Set task :: Quote the full listing word for word.

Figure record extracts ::
----------------------------------------

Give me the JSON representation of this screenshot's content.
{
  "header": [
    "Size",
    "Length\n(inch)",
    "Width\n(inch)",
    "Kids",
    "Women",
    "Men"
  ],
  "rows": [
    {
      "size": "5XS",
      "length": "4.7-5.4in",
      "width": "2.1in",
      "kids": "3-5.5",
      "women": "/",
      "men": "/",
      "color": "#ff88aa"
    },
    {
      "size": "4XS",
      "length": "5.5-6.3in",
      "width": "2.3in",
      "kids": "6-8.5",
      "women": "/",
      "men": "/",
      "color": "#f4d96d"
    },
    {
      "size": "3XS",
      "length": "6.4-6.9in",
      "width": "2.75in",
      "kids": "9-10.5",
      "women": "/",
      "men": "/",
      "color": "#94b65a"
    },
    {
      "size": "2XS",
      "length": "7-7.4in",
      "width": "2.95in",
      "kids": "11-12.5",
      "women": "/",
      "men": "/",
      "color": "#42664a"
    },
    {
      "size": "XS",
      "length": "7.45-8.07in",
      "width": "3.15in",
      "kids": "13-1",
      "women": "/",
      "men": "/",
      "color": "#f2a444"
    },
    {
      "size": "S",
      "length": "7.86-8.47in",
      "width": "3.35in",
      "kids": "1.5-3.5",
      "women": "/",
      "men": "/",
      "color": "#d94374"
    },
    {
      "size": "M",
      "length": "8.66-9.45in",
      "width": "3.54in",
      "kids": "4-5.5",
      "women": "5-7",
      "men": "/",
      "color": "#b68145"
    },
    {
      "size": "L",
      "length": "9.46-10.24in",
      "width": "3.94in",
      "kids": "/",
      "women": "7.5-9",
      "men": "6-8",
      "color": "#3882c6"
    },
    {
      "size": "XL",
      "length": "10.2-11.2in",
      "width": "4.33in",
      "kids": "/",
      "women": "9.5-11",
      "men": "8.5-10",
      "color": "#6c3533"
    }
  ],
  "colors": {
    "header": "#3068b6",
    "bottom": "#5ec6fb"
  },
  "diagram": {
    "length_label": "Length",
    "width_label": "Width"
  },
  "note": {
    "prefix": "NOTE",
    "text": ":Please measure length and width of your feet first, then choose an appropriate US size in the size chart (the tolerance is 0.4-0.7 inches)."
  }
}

----------------------------------------

Answer for this exercise ::
Give me the JSON representation of this screenshot's content.
{
  "header": [
    "Size",
    "Length\n(inch)",
    "Width\n(inch)",
    "Kids",
    "Women",
    "Men"
  ],
  "rows": [
    {
      "size": "5XS",
      "length": "4.7-5.4in",
      "width": "2.1in",
      "kids": "3-5.5",
      "women": "/",
      "men": "/",
      "color": "#ff88aa"
    },
    {
      "size": "4XS",
      "length": "5.5-6.3in",
      "width": "2.3in",
      "kids": "6-8.5",
      "women": "/",
      "men": "/",
      "color": "#f4d96d"
    },
    {
      "size": "3XS",
      "length": "6.4-6.9in",
      "width": "2.75in",
      "kids": "9-10.5",
      "women": "/",
      "men": "/",
      "color": "#94b65a"
    },
    {
      "size": "2XS",
      "length": "7-7.4in",
      "width": "2.95in",
      "kids": "11-12.5",
      "women": "/",
      "men": "/",
      "color": "#42664a"
    },
    {
      "size": "XS",
      "length": "7.45-8.07in",
      "width": "3.15in",
      "kids": "13-1",
      "women": "/",
      "men": "/",
      "color": "#f2a444"
    },
    {
      "size": "S",
      "length": "7.86-8.47in",
      "width": "3.35in",
      "kids": "1.5-3.5",
      "women": "/",
      "men": "/",
      "color": "#d94374"
    },
    {
      "size": "M",
      "length": "8.66-9.45in",
      "width": "3.54in",
      "kids": "4-5.5",
      "women": "5-7",
      "men": "/",
      "color": "#b68145"
    },
    {
      "size": "L",
      "length": "9.46-10.24in",
      "width": "3.94in",
      "kids": "/",
      "women": "7.5-9",
      "men": "6-8",
      "color": "#3882c6"
    },
    {
      "size": "XL",
      "length": "10.2-11.2in",
      "width": "4.33in",
      "kids": "/",
      "women": "9.5-11",
      "men": "8.5-10",
      "color": "#6c3533"
    }
  ],
  "colors": {
    "header": "#3068b6",
    "bottom": "#5ec6fb"
  },
  "diagram": {
    "length_label": "Length",
    "width_label": "Width"
  },
  "note": {
    "prefix": "NOTE",
    "text": ":Please measure length and width of your feet first, then choose an appropriate US size in the size chart (the tolerance is 0.4-0.7 inches)."
  }
}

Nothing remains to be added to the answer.